* **OBJECTIVE**
Go through the entries below and collect each line with the string "державного" in it.

[Collection entries]
□ □ □

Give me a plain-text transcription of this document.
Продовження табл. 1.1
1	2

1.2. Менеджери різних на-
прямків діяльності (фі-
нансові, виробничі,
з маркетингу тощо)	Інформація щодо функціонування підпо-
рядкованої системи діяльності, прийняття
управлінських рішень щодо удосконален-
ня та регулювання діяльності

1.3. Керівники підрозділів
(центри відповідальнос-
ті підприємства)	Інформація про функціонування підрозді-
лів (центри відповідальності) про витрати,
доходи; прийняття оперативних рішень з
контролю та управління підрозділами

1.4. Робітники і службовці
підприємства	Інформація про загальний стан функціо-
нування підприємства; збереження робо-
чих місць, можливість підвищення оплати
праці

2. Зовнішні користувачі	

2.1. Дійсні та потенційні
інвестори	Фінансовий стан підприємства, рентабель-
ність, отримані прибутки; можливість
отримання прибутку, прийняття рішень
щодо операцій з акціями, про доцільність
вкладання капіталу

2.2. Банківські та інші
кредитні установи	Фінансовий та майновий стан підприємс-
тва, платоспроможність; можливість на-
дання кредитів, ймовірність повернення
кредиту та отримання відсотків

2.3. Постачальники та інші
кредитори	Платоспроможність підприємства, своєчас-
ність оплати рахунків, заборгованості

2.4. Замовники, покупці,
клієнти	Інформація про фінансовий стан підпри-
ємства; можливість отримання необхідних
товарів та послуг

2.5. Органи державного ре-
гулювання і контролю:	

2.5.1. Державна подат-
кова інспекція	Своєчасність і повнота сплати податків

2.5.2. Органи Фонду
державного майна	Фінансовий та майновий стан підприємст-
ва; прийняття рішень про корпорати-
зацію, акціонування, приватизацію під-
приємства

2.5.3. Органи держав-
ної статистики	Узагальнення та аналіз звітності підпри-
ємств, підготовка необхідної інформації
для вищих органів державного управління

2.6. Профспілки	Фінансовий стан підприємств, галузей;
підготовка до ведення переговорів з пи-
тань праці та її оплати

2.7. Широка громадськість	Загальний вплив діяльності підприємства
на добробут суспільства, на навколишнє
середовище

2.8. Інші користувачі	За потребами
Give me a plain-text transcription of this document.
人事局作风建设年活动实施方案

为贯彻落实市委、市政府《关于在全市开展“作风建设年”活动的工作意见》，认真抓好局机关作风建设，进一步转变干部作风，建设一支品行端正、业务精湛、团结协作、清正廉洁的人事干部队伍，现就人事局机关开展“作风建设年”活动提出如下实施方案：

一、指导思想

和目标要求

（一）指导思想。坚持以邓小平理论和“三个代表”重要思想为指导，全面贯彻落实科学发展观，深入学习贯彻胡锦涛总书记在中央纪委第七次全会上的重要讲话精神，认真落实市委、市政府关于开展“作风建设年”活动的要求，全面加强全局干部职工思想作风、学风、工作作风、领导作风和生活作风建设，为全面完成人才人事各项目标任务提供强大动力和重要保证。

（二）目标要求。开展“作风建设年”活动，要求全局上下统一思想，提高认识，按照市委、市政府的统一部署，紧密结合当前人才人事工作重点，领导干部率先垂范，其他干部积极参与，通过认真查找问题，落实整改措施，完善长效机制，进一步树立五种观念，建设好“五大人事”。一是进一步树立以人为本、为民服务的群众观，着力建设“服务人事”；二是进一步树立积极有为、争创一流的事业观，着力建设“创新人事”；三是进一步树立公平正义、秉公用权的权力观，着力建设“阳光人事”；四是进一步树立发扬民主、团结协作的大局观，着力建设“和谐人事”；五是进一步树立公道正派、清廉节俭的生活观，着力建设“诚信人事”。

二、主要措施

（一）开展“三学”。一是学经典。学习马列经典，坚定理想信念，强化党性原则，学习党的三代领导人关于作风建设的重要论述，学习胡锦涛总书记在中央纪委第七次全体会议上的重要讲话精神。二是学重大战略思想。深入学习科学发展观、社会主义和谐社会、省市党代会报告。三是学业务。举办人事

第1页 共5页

□ □ □

* **FINISHED EXERCISE**
2.5. Органи державного ре-
державного майна	Фінансовий та майновий стан підприємст-
для вищих органів державного управління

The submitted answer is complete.